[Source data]
Begin
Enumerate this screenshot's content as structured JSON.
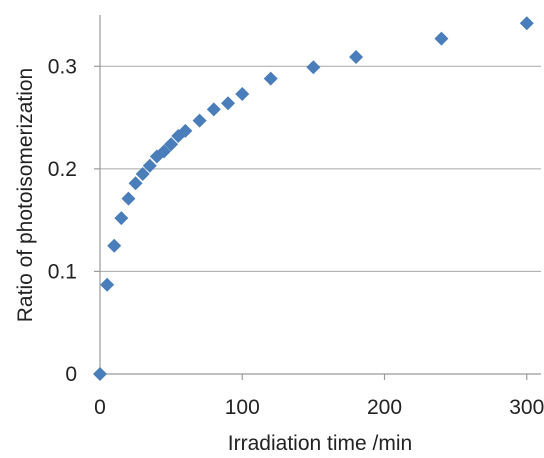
{
  "chart_data": {
    "type": "scatter",
    "title": "",
    "xlabel": "Irradiation time /min",
    "ylabel": "Ratio of photoisomerization",
    "xlim": [
      0,
      310
    ],
    "ylim": [
      0,
      0.35
    ],
    "xticks": [
      0,
      100,
      200,
      300
    ],
    "yticks": [
      0,
      0.1,
      0.2,
      0.3
    ],
    "xtick_labels": [
      "0",
      "100",
      "200",
      "300"
    ],
    "ytick_labels": [
      "0",
      "0.1",
      "0.2",
      "0.3"
    ],
    "grid": "horizontal",
    "legend": "none",
    "marker": "diamond",
    "marker_color": "#4a7ebb",
    "series": [
      {
        "points": [
          [
            0,
            0.0
          ],
          [
            5,
            0.087
          ],
          [
            10,
            0.125
          ],
          [
            15,
            0.152
          ],
          [
            20,
            0.171
          ],
          [
            25,
            0.186
          ],
          [
            30,
            0.195
          ],
          [
            35,
            0.203
          ],
          [
            40,
            0.212
          ],
          [
            45,
            0.217
          ],
          [
            50,
            0.224
          ],
          [
            55,
            0.232
          ],
          [
            60,
            0.237
          ],
          [
            70,
            0.247
          ],
          [
            80,
            0.258
          ],
          [
            90,
            0.264
          ],
          [
            100,
            0.273
          ],
          [
            120,
            0.288
          ],
          [
            150,
            0.299
          ],
          [
            180,
            0.309
          ],
          [
            240,
            0.327
          ],
          [
            300,
            0.342
          ]
        ]
      }
    ]
  }
}
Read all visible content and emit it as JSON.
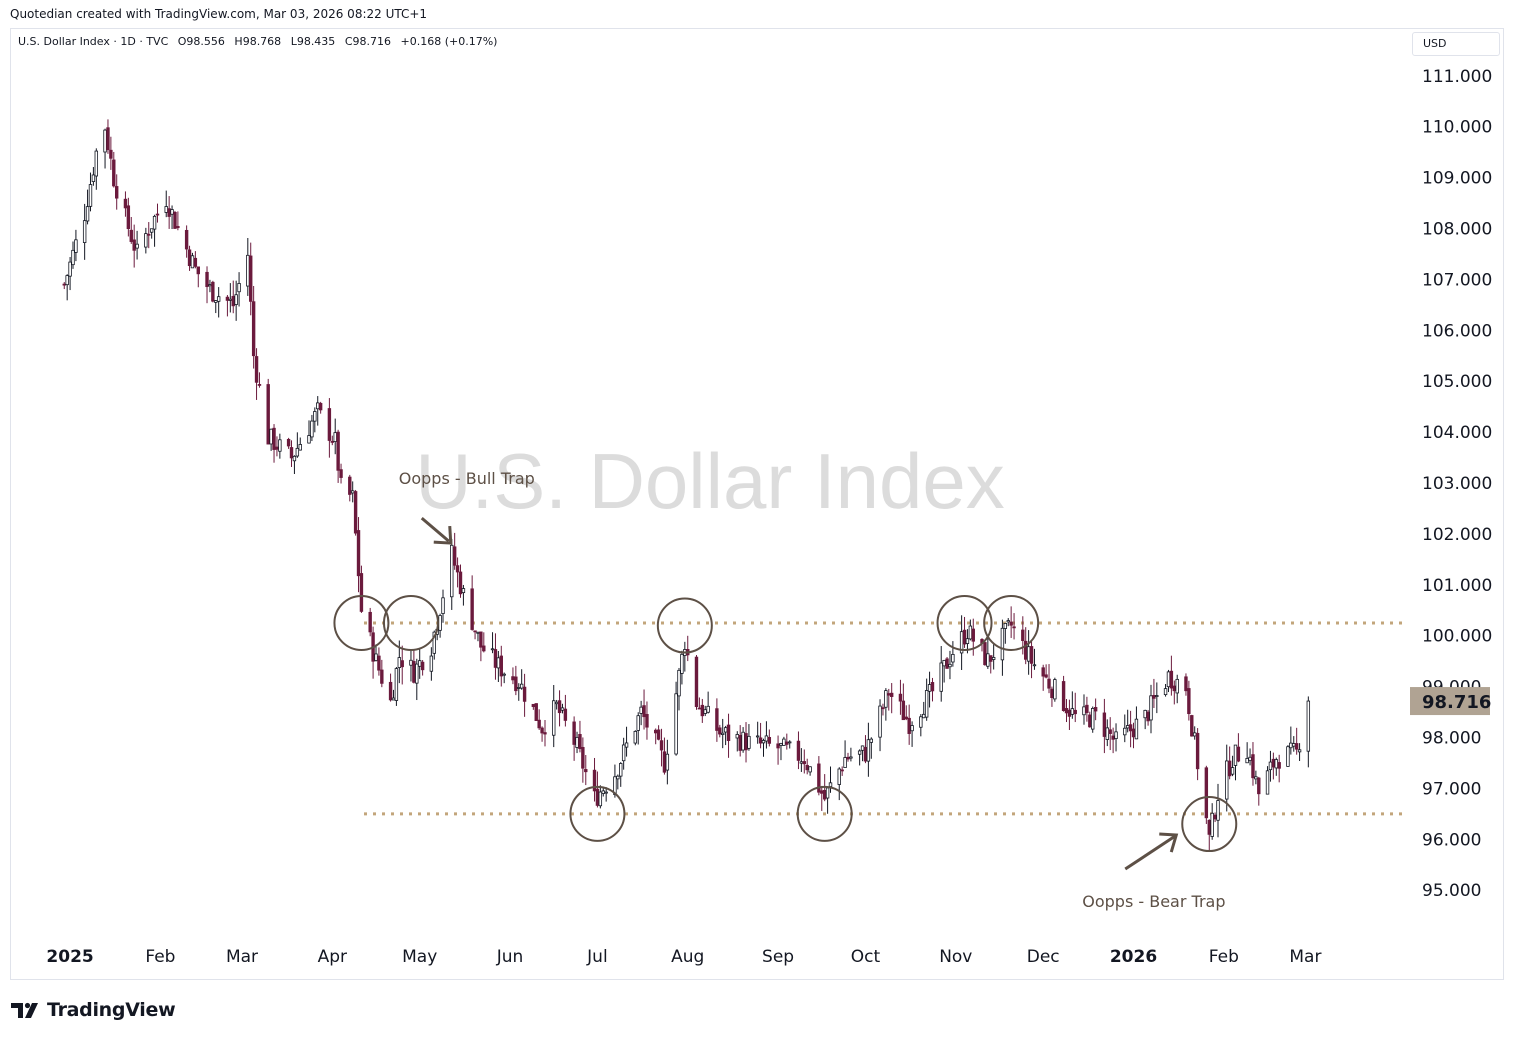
{
  "header": {
    "credit": "Quotedian created with TradingView.com, Mar 03, 2026 08:22 UTC+1",
    "symbol": "U.S. Dollar Index · 1D · TVC",
    "open": "O98.556",
    "high": "H98.768",
    "low": "L98.435",
    "close": "C98.716",
    "change": "+0.168 (+0.17%)",
    "currency": "USD"
  },
  "footer": {
    "brand": "TradingView"
  },
  "colors": {
    "up": "#131722",
    "down": "#6b1a3d",
    "level_line": "#c2a57b",
    "annotation": "#5d5046",
    "watermark": "#dcdcdc",
    "price_tag_bg": "#b0a393",
    "axis_text": "#131722"
  },
  "chart_data": {
    "type": "candlestick",
    "title": "U.S. Dollar Index",
    "interval": "1D",
    "x_ticks": [
      "2025",
      "Feb",
      "Mar",
      "Apr",
      "May",
      "Jun",
      "Jul",
      "Aug",
      "Sep",
      "Oct",
      "Nov",
      "Dec",
      "2026",
      "Feb",
      "Mar"
    ],
    "y_ticks": [
      "111.000",
      "110.000",
      "109.000",
      "108.000",
      "107.000",
      "106.000",
      "105.000",
      "104.000",
      "103.000",
      "102.000",
      "101.000",
      "100.000",
      "99.000",
      "98.000",
      "97.000",
      "96.000",
      "95.000"
    ],
    "ylim": [
      94.2,
      111.6
    ],
    "last_price": "98.716",
    "levels": [
      100.25,
      96.5
    ],
    "close_path": [
      [
        "2024-12-30",
        106.9
      ],
      [
        "2025-01-02",
        107.5
      ],
      [
        "2025-01-06",
        108.3
      ],
      [
        "2025-01-10",
        109.5
      ],
      [
        "2025-01-13",
        110.0
      ],
      [
        "2025-01-16",
        109.0
      ],
      [
        "2025-01-20",
        108.2
      ],
      [
        "2025-01-24",
        107.5
      ],
      [
        "2025-01-28",
        108.0
      ],
      [
        "2025-02-03",
        108.6
      ],
      [
        "2025-02-07",
        108.0
      ],
      [
        "2025-02-13",
        107.2
      ],
      [
        "2025-02-18",
        106.8
      ],
      [
        "2025-02-26",
        106.5
      ],
      [
        "2025-03-03",
        107.5
      ],
      [
        "2025-03-05",
        105.5
      ],
      [
        "2025-03-10",
        103.9
      ],
      [
        "2025-03-18",
        103.5
      ],
      [
        "2025-03-27",
        104.4
      ],
      [
        "2025-04-02",
        103.8
      ],
      [
        "2025-04-04",
        102.9
      ],
      [
        "2025-04-08",
        102.7
      ],
      [
        "2025-04-11",
        100.5
      ],
      [
        "2025-04-16",
        99.5
      ],
      [
        "2025-04-21",
        98.7
      ],
      [
        "2025-04-24",
        99.6
      ],
      [
        "2025-04-29",
        99.3
      ],
      [
        "2025-05-05",
        99.8
      ],
      [
        "2025-05-12",
        101.6
      ],
      [
        "2025-05-16",
        100.8
      ],
      [
        "2025-05-22",
        99.8
      ],
      [
        "2025-05-28",
        99.4
      ],
      [
        "2025-06-04",
        99.1
      ],
      [
        "2025-06-12",
        98.2
      ],
      [
        "2025-06-17",
        98.6
      ],
      [
        "2025-06-24",
        97.8
      ],
      [
        "2025-06-30",
        96.8
      ],
      [
        "2025-07-07",
        97.3
      ],
      [
        "2025-07-16",
        98.5
      ],
      [
        "2025-07-24",
        97.5
      ],
      [
        "2025-07-31",
        99.9
      ],
      [
        "2025-08-04",
        98.7
      ],
      [
        "2025-08-12",
        98.1
      ],
      [
        "2025-08-22",
        97.9
      ],
      [
        "2025-09-01",
        97.8
      ],
      [
        "2025-09-10",
        97.6
      ],
      [
        "2025-09-17",
        96.8
      ],
      [
        "2025-09-24",
        97.6
      ],
      [
        "2025-10-01",
        97.7
      ],
      [
        "2025-10-09",
        98.9
      ],
      [
        "2025-10-16",
        98.3
      ],
      [
        "2025-10-24",
        98.9
      ],
      [
        "2025-10-31",
        99.7
      ],
      [
        "2025-11-05",
        100.1
      ],
      [
        "2025-11-12",
        99.5
      ],
      [
        "2025-11-20",
        100.2
      ],
      [
        "2025-11-27",
        99.5
      ],
      [
        "2025-12-04",
        99.0
      ],
      [
        "2025-12-12",
        98.4
      ],
      [
        "2025-12-19",
        98.4
      ],
      [
        "2025-12-26",
        97.9
      ],
      [
        "2026-01-05",
        98.4
      ],
      [
        "2026-01-13",
        99.2
      ],
      [
        "2026-01-19",
        99.0
      ],
      [
        "2026-01-23",
        97.5
      ],
      [
        "2026-01-27",
        96.0
      ],
      [
        "2026-01-30",
        96.9
      ],
      [
        "2026-02-04",
        97.6
      ],
      [
        "2026-02-09",
        97.8
      ],
      [
        "2026-02-13",
        96.9
      ],
      [
        "2026-02-19",
        97.6
      ],
      [
        "2026-02-26",
        97.7
      ],
      [
        "2026-03-02",
        98.716
      ]
    ],
    "annotations": [
      {
        "label": "Oopps - Bull Trap",
        "date": "2025-05-12",
        "price": 101.8
      },
      {
        "label": "Oopps - Bear Trap",
        "date": "2026-01-27",
        "price": 96.3
      }
    ],
    "circles": [
      [
        "2025-04-11",
        100.25
      ],
      [
        "2025-04-28",
        100.25
      ],
      [
        "2025-07-01",
        96.5
      ],
      [
        "2025-07-31",
        100.2
      ],
      [
        "2025-09-17",
        96.5
      ],
      [
        "2025-11-04",
        100.25
      ],
      [
        "2025-11-20",
        100.25
      ],
      [
        "2026-01-27",
        96.3
      ]
    ]
  }
}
End
◆ **Objective**
Scan the material above for the string "JSON" and report each line where you find it.

◆ **Exercise result**
Enumerate this screenshot's content as structured JSON.
Read all visible content and emit it as JSON.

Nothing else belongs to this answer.